**Input material**
— Start —

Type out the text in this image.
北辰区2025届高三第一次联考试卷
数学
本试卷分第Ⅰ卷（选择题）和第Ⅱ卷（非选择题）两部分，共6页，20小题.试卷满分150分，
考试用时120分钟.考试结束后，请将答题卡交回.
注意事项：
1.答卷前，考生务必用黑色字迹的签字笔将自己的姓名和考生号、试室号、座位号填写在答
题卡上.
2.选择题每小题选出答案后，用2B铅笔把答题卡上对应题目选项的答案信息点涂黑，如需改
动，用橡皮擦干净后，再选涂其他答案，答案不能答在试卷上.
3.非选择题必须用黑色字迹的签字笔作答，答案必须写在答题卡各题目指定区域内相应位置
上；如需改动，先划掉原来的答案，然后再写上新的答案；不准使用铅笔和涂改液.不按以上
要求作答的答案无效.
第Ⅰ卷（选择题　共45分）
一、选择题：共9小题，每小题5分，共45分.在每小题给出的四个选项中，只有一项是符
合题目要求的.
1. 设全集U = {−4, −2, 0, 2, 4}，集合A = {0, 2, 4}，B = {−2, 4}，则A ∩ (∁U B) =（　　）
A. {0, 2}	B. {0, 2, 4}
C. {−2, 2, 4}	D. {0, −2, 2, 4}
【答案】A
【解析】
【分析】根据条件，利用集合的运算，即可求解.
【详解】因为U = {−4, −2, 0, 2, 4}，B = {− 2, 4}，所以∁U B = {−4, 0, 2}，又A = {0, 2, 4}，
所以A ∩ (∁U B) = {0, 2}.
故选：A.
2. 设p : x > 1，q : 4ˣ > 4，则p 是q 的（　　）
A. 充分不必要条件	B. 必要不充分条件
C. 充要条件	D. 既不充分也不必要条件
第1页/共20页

— End —

Recopy the whole listing exactly.

Type out the text in this image.
北辰区2025届高三第一次联考试卷
数学
本试卷分第Ⅰ卷（选择题）和第Ⅱ卷（非选择题）两部分，共6页，20小题.试卷满分150分，
考试用时120分钟.考试结束后，请将答题卡交回.
注意事项：
1.答卷前，考生务必用黑色字迹的签字笔将自己的姓名和考生号、试室号、座位号填写在答
题卡上.
2.选择题每小题选出答案后，用2B铅笔把答题卡上对应题目选项的答案信息点涂黑，如需改
动，用橡皮擦干净后，再选涂其他答案，答案不能答在试卷上.
3.非选择题必须用黑色字迹的签字笔作答，答案必须写在答题卡各题目指定区域内相应位置
上；如需改动，先划掉原来的答案，然后再写上新的答案；不准使用铅笔和涂改液.不按以上
要求作答的答案无效.
第Ⅰ卷（选择题　共45分）
一、选择题：共9小题，每小题5分，共45分.在每小题给出的四个选项中，只有一项是符
合题目要求的.
1. 设全集U = {−4, −2, 0, 2, 4}，集合A = {0, 2, 4}，B = {−2, 4}，则A ∩ (∁U B) =（　　）
A. {0, 2}	B. {0, 2, 4}
C. {−2, 2, 4}	D. {0, −2, 2, 4}
【答案】A
【解析】
【分析】根据条件，利用集合的运算，即可求解.
【详解】因为U = {−4, −2, 0, 2, 4}，B = {− 2, 4}，所以∁U B = {−4, 0, 2}，又A = {0, 2, 4}，
所以A ∩ (∁U B) = {0, 2}.
故选：A.
2. 设p : x > 1，q : 4ˣ > 4，则p 是q 的（　　）
A. 充分不必要条件	B. 必要不充分条件
C. 充要条件	D. 既不充分也不必要条件
第1页/共20页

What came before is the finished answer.